> **Task instructions**
Word for word, retype every entry in the listing.

───── Material for the task

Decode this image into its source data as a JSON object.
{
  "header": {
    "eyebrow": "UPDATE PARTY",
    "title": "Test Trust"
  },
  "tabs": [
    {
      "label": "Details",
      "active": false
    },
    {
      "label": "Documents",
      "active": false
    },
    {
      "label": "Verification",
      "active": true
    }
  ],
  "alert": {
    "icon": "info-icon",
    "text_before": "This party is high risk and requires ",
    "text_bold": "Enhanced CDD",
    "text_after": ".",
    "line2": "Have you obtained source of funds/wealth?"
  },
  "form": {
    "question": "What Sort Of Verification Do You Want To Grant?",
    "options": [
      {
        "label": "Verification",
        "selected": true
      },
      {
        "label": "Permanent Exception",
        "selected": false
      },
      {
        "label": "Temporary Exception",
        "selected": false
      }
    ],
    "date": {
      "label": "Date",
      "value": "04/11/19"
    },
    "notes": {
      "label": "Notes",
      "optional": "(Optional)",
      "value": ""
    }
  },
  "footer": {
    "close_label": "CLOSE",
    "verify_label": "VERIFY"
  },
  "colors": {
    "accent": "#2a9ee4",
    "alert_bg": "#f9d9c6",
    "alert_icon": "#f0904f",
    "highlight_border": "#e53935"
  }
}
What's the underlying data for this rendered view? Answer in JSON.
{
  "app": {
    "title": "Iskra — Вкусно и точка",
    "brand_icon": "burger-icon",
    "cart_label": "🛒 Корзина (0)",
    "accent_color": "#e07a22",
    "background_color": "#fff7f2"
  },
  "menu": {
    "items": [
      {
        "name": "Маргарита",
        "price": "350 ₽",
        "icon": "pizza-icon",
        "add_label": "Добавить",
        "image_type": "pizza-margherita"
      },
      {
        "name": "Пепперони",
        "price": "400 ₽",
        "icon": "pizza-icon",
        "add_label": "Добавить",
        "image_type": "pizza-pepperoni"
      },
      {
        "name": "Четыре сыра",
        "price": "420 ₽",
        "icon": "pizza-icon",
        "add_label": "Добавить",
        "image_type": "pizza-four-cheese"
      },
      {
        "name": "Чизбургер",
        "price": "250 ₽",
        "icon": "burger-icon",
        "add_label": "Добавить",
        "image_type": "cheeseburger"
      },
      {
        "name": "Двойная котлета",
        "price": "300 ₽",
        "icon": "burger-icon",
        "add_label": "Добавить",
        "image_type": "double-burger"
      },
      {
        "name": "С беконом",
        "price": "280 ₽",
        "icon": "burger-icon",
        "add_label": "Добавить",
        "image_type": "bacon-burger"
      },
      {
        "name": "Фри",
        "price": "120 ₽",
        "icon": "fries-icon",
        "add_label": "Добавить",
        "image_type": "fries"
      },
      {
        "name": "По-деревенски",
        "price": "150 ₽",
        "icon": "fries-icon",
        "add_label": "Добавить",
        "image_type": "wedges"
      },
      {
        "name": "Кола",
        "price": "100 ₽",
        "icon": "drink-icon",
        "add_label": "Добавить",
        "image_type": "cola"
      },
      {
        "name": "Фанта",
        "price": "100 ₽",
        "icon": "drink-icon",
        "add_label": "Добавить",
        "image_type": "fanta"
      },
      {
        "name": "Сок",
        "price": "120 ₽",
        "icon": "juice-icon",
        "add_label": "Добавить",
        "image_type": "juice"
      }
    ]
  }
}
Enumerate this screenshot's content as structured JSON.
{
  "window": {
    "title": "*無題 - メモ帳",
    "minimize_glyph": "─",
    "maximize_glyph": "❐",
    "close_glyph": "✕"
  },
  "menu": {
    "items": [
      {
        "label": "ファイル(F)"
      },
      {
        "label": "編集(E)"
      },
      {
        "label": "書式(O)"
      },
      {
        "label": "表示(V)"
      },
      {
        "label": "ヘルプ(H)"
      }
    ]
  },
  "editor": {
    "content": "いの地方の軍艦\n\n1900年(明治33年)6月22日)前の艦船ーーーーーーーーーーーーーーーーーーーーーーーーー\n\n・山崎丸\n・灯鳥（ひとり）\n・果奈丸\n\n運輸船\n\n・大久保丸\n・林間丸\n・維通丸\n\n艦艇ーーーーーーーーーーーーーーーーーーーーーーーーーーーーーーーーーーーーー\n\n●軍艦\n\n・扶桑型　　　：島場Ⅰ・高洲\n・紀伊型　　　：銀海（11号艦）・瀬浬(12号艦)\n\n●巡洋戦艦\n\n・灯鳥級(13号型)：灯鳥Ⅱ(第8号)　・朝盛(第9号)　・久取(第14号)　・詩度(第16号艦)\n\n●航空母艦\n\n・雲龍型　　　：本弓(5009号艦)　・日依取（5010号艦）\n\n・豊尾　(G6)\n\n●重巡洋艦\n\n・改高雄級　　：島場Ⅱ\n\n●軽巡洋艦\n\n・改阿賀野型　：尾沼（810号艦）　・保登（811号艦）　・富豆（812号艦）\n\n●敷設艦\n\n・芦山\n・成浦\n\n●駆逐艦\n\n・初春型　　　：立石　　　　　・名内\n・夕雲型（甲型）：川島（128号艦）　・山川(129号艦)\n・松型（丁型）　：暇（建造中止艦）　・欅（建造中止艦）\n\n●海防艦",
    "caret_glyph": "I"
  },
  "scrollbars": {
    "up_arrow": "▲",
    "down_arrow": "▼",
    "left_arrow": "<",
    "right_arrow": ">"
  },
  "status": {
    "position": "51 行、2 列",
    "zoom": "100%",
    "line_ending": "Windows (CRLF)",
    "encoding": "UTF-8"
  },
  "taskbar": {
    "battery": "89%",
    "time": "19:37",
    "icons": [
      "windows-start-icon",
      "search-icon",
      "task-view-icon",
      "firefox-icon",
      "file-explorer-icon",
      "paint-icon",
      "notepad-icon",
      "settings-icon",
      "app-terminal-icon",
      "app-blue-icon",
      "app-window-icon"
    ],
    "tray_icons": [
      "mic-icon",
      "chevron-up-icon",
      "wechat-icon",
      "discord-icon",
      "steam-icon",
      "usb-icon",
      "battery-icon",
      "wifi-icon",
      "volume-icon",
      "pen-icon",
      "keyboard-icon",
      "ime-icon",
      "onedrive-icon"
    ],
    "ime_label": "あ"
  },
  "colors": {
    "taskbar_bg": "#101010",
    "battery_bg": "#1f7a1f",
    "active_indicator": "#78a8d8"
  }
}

──────────

> **Response**
Decode this image into its source data as a JSON object.
{
  "header": {
    "eyebrow": "UPDATE PARTY",
    "title": "Test Trust"
  },
  "tabs": [
    {
      "label": "Details",
      "active": false
    },
    {
      "label": "Documents",
      "active": false
    },
    {
      "label": "Verification",
      "active": true
    }
  ],
  "alert": {
    "icon": "info-icon",
    "text_before": "This party is high risk and requires ",
    "text_bold": "Enhanced CDD",
    "text_after": ".",
    "line2": "Have you obtained source of funds/wealth?"
  },
  "form": {
    "question": "What Sort Of Verification Do You Want To Grant?",
    "options": [
      {
        "label": "Verification",
        "selected": true
      },
      {
        "label": "Permanent Exception",
        "selected": false
      },
      {
        "label": "Temporary Exception",
        "selected": false
      }
    ],
    "date": {
      "label": "Date",
      "value": "04/11/19"
    },
    "notes": {
      "label": "Notes",
      "optional": "(Optional)",
      "value": ""
    }
  },
  "footer": {
    "close_label": "CLOSE",
    "verify_label": "VERIFY"
  },
  "colors": {
    "accent": "#2a9ee4",
    "alert_bg": "#f9d9c6",
    "alert_icon": "#f0904f",
    "highlight_border": "#e53935"
  }
}
What's the underlying data for this rendered view? Answer in JSON.
{
  "app": {
    "title": "Iskra — Вкусно и точка",
    "brand_icon": "burger-icon",
    "cart_label": "🛒 Корзина (0)",
    "accent_color": "#e07a22",
    "background_color": "#fff7f2"
  },
  "menu": {
    "items": [
      {
        "name": "Маргарита",
        "price": "350 ₽",
        "icon": "pizza-icon",
        "add_label": "Добавить",
        "image_type": "pizza-margherita"
      },
      {
        "name": "Пепперони",
        "price": "400 ₽",
        "icon": "pizza-icon",
        "add_label": "Добавить",
        "image_type": "pizza-pepperoni"
      },
      {
        "name": "Четыре сыра",
        "price": "420 ₽",
        "icon": "pizza-icon",
        "add_label": "Добавить",
        "image_type": "pizza-four-cheese"
      },
      {
        "name": "Чизбургер",
        "price": "250 ₽",
        "icon": "burger-icon",
        "add_label": "Добавить",
        "image_type": "cheeseburger"
      },
      {
        "name": "Двойная котлета",
        "price": "300 ₽",
        "icon": "burger-icon",
        "add_label": "Добавить",
        "image_type": "double-burger"
      },
      {
        "name": "С беконом",
        "price": "280 ₽",
        "icon": "burger-icon",
        "add_label": "Добавить",
        "image_type": "bacon-burger"
      },
      {
        "name": "Фри",
        "price": "120 ₽",
        "icon": "fries-icon",
        "add_label": "Добавить",
        "image_type": "fries"
      },
      {
        "name": "По-деревенски",
        "price": "150 ₽",
        "icon": "fries-icon",
        "add_label": "Добавить",
        "image_type": "wedges"
      },
      {
        "name": "Кола",
        "price": "100 ₽",
        "icon": "drink-icon",
        "add_label": "Добавить",
        "image_type": "cola"
      },
      {
        "name": "Фанта",
        "price": "100 ₽",
        "icon": "drink-icon",
        "add_label": "Добавить",
        "image_type": "fanta"
      },
      {
        "name": "Сок",
        "price": "120 ₽",
        "icon": "juice-icon",
        "add_label": "Добавить",
        "image_type": "juice"
      }
    ]
  }
}
Enumerate this screenshot's content as structured JSON.
{
  "window": {
    "title": "*無題 - メモ帳",
    "minimize_glyph": "─",
    "maximize_glyph": "❐",
    "close_glyph": "✕"
  },
  "menu": {
    "items": [
      {
        "label": "ファイル(F)"
      },
      {
        "label": "編集(E)"
      },
      {
        "label": "書式(O)"
      },
      {
        "label": "表示(V)"
      },
      {
        "label": "ヘルプ(H)"
      }
    ]
  },
  "editor": {
    "content": "いの地方の軍艦\n\n1900年(明治33年)6月22日)前の艦船ーーーーーーーーーーーーーーーーーーーーーーーーー\n\n・山崎丸\n・灯鳥（ひとり）\n・果奈丸\n\n運輸船\n\n・大久保丸\n・林間丸\n・維通丸\n\n艦艇ーーーーーーーーーーーーーーーーーーーーーーーーーーーーーーーーーーーーー\n\n●軍艦\n\n・扶桑型　　　：島場Ⅰ・高洲\n・紀伊型　　　：銀海（11号艦）・瀬浬(12号艦)\n\n●巡洋戦艦\n\n・灯鳥級(13号型)：灯鳥Ⅱ(第8号)　・朝盛(第9号)　・久取(第14号)　・詩度(第16号艦)\n\n●航空母艦\n\n・雲龍型　　　：本弓(5009号艦)　・日依取（5010号艦）\n\n・豊尾　(G6)\n\n●重巡洋艦\n\n・改高雄級　　：島場Ⅱ\n\n●軽巡洋艦\n\n・改阿賀野型　：尾沼（810号艦）　・保登（811号艦）　・富豆（812号艦）\n\n●敷設艦\n\n・芦山\n・成浦\n\n●駆逐艦\n\n・初春型　　　：立石　　　　　・名内\n・夕雲型（甲型）：川島（128号艦）　・山川(129号艦)\n・松型（丁型）　：暇（建造中止艦）　・欅（建造中止艦）\n\n●海防艦",
    "caret_glyph": "I"
  },
  "scrollbars": {
    "up_arrow": "▲",
    "down_arrow": "▼",
    "left_arrow": "<",
    "right_arrow": ">"
  },
  "status": {
    "position": "51 行、2 列",
    "zoom": "100%",
    "line_ending": "Windows (CRLF)",
    "encoding": "UTF-8"
  },
  "taskbar": {
    "battery": "89%",
    "time": "19:37",
    "icons": [
      "windows-start-icon",
      "search-icon",
      "task-view-icon",
      "firefox-icon",
      "file-explorer-icon",
      "paint-icon",
      "notepad-icon",
      "settings-icon",
      "app-terminal-icon",
      "app-blue-icon",
      "app-window-icon"
    ],
    "tray_icons": [
      "mic-icon",
      "chevron-up-icon",
      "wechat-icon",
      "discord-icon",
      "steam-icon",
      "usb-icon",
      "battery-icon",
      "wifi-icon",
      "volume-icon",
      "pen-icon",
      "keyboard-icon",
      "ime-icon",
      "onedrive-icon"
    ],
    "ime_label": "あ"
  },
  "colors": {
    "taskbar_bg": "#101010",
    "battery_bg": "#1f7a1f",
    "active_indicator": "#78a8d8"
  }
}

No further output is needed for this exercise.